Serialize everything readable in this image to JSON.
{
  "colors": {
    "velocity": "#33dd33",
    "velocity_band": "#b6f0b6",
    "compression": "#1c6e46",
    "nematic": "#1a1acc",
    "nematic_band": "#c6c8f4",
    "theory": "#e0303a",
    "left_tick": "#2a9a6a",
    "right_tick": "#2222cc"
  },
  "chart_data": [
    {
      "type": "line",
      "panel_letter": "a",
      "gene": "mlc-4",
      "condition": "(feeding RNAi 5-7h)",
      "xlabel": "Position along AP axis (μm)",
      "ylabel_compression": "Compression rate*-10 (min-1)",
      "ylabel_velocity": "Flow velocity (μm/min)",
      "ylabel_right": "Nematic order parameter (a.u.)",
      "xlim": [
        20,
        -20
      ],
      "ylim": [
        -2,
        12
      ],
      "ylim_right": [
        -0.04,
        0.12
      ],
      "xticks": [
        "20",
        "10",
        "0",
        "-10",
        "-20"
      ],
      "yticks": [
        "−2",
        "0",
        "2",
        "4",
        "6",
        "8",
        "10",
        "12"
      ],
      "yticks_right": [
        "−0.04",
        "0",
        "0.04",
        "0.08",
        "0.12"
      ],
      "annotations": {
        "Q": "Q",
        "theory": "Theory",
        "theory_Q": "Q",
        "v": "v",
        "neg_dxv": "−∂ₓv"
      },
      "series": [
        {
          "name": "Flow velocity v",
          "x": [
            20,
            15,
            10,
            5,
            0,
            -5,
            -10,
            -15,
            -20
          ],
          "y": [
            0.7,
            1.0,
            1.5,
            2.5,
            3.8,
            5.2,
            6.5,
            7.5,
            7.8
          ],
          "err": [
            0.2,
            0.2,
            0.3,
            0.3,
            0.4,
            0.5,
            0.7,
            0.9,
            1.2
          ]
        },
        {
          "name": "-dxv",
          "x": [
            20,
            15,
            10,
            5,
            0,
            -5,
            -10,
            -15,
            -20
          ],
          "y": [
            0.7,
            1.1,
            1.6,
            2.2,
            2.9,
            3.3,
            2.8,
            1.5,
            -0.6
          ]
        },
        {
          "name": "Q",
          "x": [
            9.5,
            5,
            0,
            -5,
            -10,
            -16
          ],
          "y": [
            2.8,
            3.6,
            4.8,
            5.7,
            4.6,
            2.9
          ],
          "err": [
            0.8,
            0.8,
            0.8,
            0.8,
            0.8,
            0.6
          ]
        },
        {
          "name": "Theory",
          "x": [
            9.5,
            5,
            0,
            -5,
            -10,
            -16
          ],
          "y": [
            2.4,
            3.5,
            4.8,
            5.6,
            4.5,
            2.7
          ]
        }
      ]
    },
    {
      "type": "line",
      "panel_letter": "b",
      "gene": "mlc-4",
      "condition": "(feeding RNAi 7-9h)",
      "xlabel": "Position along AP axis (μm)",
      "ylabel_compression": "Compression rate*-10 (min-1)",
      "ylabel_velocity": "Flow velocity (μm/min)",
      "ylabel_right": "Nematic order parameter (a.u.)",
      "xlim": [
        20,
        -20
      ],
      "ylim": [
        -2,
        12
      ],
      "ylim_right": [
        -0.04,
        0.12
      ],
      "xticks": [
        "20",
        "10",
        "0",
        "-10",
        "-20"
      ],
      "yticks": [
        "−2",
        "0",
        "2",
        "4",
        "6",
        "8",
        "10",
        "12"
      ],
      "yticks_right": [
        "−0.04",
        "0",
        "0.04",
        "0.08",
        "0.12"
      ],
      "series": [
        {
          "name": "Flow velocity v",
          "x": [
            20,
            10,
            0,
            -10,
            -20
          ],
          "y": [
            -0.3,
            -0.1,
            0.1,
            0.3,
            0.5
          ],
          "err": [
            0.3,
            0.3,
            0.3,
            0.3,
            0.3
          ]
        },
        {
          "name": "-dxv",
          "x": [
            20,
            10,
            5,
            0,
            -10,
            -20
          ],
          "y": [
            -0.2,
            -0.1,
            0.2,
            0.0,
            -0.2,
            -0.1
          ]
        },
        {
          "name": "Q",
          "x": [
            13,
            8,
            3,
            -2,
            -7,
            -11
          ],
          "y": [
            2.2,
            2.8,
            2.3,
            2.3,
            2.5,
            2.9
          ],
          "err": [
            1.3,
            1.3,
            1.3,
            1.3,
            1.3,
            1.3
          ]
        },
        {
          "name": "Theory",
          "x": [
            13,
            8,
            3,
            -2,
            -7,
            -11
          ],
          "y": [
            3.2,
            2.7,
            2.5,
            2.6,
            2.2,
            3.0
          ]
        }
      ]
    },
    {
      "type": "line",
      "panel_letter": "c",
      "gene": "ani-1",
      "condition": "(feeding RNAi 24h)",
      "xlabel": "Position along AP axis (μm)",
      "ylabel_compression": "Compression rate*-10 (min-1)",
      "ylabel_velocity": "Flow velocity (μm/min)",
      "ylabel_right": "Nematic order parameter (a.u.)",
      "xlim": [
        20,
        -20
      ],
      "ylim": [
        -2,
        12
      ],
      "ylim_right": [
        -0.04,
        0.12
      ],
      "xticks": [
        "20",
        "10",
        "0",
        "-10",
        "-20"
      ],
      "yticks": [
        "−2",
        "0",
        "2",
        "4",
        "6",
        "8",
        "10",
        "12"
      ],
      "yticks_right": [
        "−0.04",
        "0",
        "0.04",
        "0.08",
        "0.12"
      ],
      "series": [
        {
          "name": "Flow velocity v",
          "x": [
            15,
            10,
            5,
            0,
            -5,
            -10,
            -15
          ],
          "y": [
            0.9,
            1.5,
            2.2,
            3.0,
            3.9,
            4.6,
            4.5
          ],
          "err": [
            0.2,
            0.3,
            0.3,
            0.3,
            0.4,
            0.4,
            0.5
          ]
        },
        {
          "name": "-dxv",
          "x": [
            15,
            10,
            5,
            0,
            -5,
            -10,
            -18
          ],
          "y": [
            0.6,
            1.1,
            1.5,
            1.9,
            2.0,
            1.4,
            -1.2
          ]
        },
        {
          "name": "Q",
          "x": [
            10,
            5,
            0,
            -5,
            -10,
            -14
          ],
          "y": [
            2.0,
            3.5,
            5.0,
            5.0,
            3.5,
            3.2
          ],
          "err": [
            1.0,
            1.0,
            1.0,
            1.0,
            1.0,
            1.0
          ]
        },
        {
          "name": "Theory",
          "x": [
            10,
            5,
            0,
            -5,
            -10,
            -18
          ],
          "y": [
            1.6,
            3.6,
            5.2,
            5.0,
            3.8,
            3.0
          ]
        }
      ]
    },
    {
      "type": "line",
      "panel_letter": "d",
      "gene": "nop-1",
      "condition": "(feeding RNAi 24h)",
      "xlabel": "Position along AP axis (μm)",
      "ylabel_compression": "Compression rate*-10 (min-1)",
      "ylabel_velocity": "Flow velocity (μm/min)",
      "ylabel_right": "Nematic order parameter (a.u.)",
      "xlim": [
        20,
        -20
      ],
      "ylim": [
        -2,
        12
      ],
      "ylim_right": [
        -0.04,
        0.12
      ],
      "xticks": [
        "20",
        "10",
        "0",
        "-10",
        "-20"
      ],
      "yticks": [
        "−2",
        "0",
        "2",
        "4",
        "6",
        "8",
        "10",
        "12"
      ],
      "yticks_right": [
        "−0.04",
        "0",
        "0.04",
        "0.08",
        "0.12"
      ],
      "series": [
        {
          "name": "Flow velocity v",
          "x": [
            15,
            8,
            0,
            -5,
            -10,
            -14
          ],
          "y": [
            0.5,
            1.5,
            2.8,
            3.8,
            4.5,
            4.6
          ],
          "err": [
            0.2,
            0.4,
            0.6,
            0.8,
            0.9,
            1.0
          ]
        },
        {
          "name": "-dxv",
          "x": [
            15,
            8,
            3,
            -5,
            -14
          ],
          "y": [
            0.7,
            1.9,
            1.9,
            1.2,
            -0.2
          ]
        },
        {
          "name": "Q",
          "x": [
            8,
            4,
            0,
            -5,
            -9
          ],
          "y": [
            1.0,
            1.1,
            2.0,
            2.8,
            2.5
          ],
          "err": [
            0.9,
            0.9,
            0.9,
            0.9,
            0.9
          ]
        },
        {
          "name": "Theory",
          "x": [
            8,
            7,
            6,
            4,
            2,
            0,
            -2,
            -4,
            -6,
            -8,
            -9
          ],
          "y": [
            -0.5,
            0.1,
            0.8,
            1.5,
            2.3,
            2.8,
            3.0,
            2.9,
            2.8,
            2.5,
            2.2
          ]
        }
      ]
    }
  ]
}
—————
* **Instruction**:
Tally up the lines in the records containing the word "gene", then give the count and nothing else.

* **Complete output**:
4